§ YOUR GOAL: Restate every line of the material, word for word.

§ TASK MATERIAL:
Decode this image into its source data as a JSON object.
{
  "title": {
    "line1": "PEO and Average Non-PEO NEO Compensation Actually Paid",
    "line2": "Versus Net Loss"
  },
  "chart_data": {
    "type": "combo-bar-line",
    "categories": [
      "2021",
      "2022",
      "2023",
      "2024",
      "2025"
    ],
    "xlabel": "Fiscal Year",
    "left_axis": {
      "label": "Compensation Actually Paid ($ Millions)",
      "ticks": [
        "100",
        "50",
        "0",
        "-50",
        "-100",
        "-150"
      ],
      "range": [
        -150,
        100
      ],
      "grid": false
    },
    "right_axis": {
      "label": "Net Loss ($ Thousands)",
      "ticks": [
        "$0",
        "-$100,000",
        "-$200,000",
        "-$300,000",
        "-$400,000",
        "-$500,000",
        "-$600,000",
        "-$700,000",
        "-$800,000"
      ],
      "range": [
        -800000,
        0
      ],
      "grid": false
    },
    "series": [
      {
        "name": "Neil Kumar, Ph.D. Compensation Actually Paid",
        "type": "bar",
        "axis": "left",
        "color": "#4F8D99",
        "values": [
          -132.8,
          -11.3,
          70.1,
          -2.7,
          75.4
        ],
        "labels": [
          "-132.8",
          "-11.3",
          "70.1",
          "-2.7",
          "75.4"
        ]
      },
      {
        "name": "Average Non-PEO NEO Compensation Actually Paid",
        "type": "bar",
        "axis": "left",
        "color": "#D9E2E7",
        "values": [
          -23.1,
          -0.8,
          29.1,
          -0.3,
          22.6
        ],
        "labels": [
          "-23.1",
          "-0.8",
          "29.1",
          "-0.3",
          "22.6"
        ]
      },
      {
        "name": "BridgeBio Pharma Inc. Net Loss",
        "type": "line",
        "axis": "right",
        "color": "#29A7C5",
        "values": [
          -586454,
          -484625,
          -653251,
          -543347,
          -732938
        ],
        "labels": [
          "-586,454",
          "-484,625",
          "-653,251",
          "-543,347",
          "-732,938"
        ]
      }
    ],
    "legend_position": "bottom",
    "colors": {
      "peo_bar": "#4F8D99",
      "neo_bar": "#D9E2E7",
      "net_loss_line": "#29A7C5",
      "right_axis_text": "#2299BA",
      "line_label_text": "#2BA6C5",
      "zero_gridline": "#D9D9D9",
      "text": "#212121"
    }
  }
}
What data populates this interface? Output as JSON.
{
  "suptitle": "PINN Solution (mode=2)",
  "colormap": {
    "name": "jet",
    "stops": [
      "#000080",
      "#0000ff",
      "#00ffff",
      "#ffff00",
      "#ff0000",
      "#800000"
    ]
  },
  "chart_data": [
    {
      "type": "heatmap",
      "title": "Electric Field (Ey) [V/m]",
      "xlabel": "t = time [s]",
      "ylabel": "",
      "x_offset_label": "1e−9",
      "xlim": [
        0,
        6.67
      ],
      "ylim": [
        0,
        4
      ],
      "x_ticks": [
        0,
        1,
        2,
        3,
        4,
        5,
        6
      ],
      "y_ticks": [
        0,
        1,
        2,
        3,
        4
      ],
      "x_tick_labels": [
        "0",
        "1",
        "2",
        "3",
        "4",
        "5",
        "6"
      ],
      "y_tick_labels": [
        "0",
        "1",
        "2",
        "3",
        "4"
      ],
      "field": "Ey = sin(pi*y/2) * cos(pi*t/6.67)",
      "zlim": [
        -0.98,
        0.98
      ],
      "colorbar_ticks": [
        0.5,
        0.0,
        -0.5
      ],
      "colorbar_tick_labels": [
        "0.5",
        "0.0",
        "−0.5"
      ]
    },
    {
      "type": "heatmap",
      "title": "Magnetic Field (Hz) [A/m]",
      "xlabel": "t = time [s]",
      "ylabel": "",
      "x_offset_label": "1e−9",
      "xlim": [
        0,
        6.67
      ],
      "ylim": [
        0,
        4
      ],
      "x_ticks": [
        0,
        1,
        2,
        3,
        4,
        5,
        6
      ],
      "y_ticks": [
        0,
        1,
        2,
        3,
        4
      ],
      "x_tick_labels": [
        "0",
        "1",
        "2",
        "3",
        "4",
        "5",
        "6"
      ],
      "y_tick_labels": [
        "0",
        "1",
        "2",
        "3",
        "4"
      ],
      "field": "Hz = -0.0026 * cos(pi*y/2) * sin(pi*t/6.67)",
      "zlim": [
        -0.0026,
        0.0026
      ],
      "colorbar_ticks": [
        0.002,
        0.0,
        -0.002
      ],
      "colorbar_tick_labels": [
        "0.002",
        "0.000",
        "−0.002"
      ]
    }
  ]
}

§ TASK RESPONSE:
Decode this image into its source data as a JSON object.
{
  "title": {
    "line1": "PEO and Average Non-PEO NEO Compensation Actually Paid",
    "line2": "Versus Net Loss"
  },
  "chart_data": {
    "type": "combo-bar-line",
    "categories": [
      "2021",
      "2022",
      "2023",
      "2024",
      "2025"
    ],
    "xlabel": "Fiscal Year",
    "left_axis": {
      "label": "Compensation Actually Paid ($ Millions)",
      "ticks": [
        "100",
        "50",
        "0",
        "-50",
        "-100",
        "-150"
      ],
      "range": [
        -150,
        100
      ],
      "grid": false
    },
    "right_axis": {
      "label": "Net Loss ($ Thousands)",
      "ticks": [
        "$0",
        "-$100,000",
        "-$200,000",
        "-$300,000",
        "-$400,000",
        "-$500,000",
        "-$600,000",
        "-$700,000",
        "-$800,000"
      ],
      "range": [
        -800000,
        0
      ],
      "grid": false
    },
    "series": [
      {
        "name": "Neil Kumar, Ph.D. Compensation Actually Paid",
        "type": "bar",
        "axis": "left",
        "color": "#4F8D99",
        "values": [
          -132.8,
          -11.3,
          70.1,
          -2.7,
          75.4
        ],
        "labels": [
          "-132.8",
          "-11.3",
          "70.1",
          "-2.7",
          "75.4"
        ]
      },
      {
        "name": "Average Non-PEO NEO Compensation Actually Paid",
        "type": "bar",
        "axis": "left",
        "color": "#D9E2E7",
        "values": [
          -23.1,
          -0.8,
          29.1,
          -0.3,
          22.6
        ],
        "labels": [
          "-23.1",
          "-0.8",
          "29.1",
          "-0.3",
          "22.6"
        ]
      },
      {
        "name": "BridgeBio Pharma Inc. Net Loss",
        "type": "line",
        "axis": "right",
        "color": "#29A7C5",
        "values": [
          -586454,
          -484625,
          -653251,
          -543347,
          -732938
        ],
        "labels": [
          "-586,454",
          "-484,625",
          "-653,251",
          "-543,347",
          "-732,938"
        ]
      }
    ],
    "legend_position": "bottom",
    "colors": {
      "peo_bar": "#4F8D99",
      "neo_bar": "#D9E2E7",
      "net_loss_line": "#29A7C5",
      "right_axis_text": "#2299BA",
      "line_label_text": "#2BA6C5",
      "zero_gridline": "#D9D9D9",
      "text": "#212121"
    }
  }
}
What data populates this interface? Output as JSON.
{
  "suptitle": "PINN Solution (mode=2)",
  "colormap": {
    "name": "jet",
    "stops": [
      "#000080",
      "#0000ff",
      "#00ffff",
      "#ffff00",
      "#ff0000",
      "#800000"
    ]
  },
  "chart_data": [
    {
      "type": "heatmap",
      "title": "Electric Field (Ey) [V/m]",
      "xlabel": "t = time [s]",
      "ylabel": "",
      "x_offset_label": "1e−9",
      "xlim": [
        0,
        6.67
      ],
      "ylim": [
        0,
        4
      ],
      "x_ticks": [
        0,
        1,
        2,
        3,
        4,
        5,
        6
      ],
      "y_ticks": [
        0,
        1,
        2,
        3,
        4
      ],
      "x_tick_labels": [
        "0",
        "1",
        "2",
        "3",
        "4",
        "5",
        "6"
      ],
      "y_tick_labels": [
        "0",
        "1",
        "2",
        "3",
        "4"
      ],
      "field": "Ey = sin(pi*y/2) * cos(pi*t/6.67)",
      "zlim": [
        -0.98,
        0.98
      ],
      "colorbar_ticks": [
        0.5,
        0.0,
        -0.5
      ],
      "colorbar_tick_labels": [
        "0.5",
        "0.0",
        "−0.5"
      ]
    },
    {
      "type": "heatmap",
      "title": "Magnetic Field (Hz) [A/m]",
      "xlabel": "t = time [s]",
      "ylabel": "",
      "x_offset_label": "1e−9",
      "xlim": [
        0,
        6.67
      ],
      "ylim": [
        0,
        4
      ],
      "x_ticks": [
        0,
        1,
        2,
        3,
        4,
        5,
        6
      ],
      "y_ticks": [
        0,
        1,
        2,
        3,
        4
      ],
      "x_tick_labels": [
        "0",
        "1",
        "2",
        "3",
        "4",
        "5",
        "6"
      ],
      "y_tick_labels": [
        "0",
        "1",
        "2",
        "3",
        "4"
      ],
      "field": "Hz = -0.0026 * cos(pi*y/2) * sin(pi*t/6.67)",
      "zlim": [
        -0.0026,
        0.0026
      ],
      "colorbar_ticks": [
        0.002,
        0.0,
        -0.002
      ],
      "colorbar_tick_labels": [
        "0.002",
        "0.000",
        "−0.002"
      ]
    }
  ]
}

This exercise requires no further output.